Work required: Below are some entries. Output each one exactly as it appears.

(Extracted entries)

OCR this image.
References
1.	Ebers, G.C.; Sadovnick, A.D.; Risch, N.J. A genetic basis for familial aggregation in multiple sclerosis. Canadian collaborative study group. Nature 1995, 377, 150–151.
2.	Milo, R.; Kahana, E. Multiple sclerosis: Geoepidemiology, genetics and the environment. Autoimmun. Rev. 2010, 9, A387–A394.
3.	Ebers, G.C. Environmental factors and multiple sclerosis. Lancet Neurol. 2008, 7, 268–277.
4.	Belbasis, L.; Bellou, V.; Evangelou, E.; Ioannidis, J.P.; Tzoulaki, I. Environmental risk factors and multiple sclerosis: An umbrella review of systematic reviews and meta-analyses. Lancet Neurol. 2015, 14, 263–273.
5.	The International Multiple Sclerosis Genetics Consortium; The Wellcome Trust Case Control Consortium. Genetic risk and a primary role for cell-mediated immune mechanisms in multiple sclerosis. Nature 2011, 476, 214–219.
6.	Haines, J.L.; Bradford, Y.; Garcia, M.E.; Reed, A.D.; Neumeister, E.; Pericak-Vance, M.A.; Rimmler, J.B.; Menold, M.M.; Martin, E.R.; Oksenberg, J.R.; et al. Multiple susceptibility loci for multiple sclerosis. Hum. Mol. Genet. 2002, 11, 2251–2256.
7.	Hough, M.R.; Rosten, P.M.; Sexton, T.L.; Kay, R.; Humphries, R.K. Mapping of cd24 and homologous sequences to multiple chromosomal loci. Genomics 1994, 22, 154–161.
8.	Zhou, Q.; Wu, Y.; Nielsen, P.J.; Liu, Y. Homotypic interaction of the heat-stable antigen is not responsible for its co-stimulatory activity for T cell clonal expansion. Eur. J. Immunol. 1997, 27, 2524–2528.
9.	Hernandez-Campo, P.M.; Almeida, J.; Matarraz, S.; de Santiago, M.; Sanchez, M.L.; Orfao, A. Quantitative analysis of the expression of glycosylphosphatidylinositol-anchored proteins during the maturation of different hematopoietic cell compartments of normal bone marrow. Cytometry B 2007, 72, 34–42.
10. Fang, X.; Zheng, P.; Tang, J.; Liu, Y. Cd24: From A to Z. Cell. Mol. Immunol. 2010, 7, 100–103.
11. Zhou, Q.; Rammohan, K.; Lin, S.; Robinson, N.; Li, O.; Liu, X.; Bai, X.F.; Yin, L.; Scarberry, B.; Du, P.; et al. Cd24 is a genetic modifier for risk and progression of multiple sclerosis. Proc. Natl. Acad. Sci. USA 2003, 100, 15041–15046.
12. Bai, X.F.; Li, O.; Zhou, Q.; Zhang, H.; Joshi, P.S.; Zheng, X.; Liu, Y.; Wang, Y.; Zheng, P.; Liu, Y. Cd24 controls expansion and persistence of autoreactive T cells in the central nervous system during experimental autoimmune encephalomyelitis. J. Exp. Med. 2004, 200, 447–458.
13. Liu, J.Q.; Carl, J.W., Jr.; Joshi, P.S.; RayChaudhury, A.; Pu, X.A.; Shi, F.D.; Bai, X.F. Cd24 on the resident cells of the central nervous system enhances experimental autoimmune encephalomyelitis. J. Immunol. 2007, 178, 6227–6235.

(End Extracted entries)

Output for this exercise:
OCR this image.
References
1.	Ebers, G.C.; Sadovnick, A.D.; Risch, N.J. A genetic basis for familial aggregation in multiple sclerosis. Canadian collaborative study group. Nature 1995, 377, 150–151.
2.	Milo, R.; Kahana, E. Multiple sclerosis: Geoepidemiology, genetics and the environment. Autoimmun. Rev. 2010, 9, A387–A394.
3.	Ebers, G.C. Environmental factors and multiple sclerosis. Lancet Neurol. 2008, 7, 268–277.
4.	Belbasis, L.; Bellou, V.; Evangelou, E.; Ioannidis, J.P.; Tzoulaki, I. Environmental risk factors and multiple sclerosis: An umbrella review of systematic reviews and meta-analyses. Lancet Neurol. 2015, 14, 263–273.
5.	The International Multiple Sclerosis Genetics Consortium; The Wellcome Trust Case Control Consortium. Genetic risk and a primary role for cell-mediated immune mechanisms in multiple sclerosis. Nature 2011, 476, 214–219.
6.	Haines, J.L.; Bradford, Y.; Garcia, M.E.; Reed, A.D.; Neumeister, E.; Pericak-Vance, M.A.; Rimmler, J.B.; Menold, M.M.; Martin, E.R.; Oksenberg, J.R.; et al. Multiple susceptibility loci for multiple sclerosis. Hum. Mol. Genet. 2002, 11, 2251–2256.
7.	Hough, M.R.; Rosten, P.M.; Sexton, T.L.; Kay, R.; Humphries, R.K. Mapping of cd24 and homologous sequences to multiple chromosomal loci. Genomics 1994, 22, 154–161.
8.	Zhou, Q.; Wu, Y.; Nielsen, P.J.; Liu, Y. Homotypic interaction of the heat-stable antigen is not responsible for its co-stimulatory activity for T cell clonal expansion. Eur. J. Immunol. 1997, 27, 2524–2528.
9.	Hernandez-Campo, P.M.; Almeida, J.; Matarraz, S.; de Santiago, M.; Sanchez, M.L.; Orfao, A. Quantitative analysis of the expression of glycosylphosphatidylinositol-anchored proteins during the maturation of different hematopoietic cell compartments of normal bone marrow. Cytometry B 2007, 72, 34–42.
10. Fang, X.; Zheng, P.; Tang, J.; Liu, Y. Cd24: From A to Z. Cell. Mol. Immunol. 2010, 7, 100–103.
11. Zhou, Q.; Rammohan, K.; Lin, S.; Robinson, N.; Li, O.; Liu, X.; Bai, X.F.; Yin, L.; Scarberry, B.; Du, P.; et al. Cd24 is a genetic modifier for risk and progression of multiple sclerosis. Proc. Natl. Acad. Sci. USA 2003, 100, 15041–15046.
12. Bai, X.F.; Li, O.; Zhou, Q.; Zhang, H.; Joshi, P.S.; Zheng, X.; Liu, Y.; Wang, Y.; Zheng, P.; Liu, Y. Cd24 controls expansion and persistence of autoreactive T cells in the central nervous system during experimental autoimmune encephalomyelitis. J. Exp. Med. 2004, 200, 447–458.
13. Liu, J.Q.; Carl, J.W., Jr.; Joshi, P.S.; RayChaudhury, A.; Pu, X.A.; Shi, F.D.; Bai, X.F. Cd24 on the resident cells of the central nervous system enhances experimental autoimmune encephalomyelitis. J. Immunol. 2007, 178, 6227–6235.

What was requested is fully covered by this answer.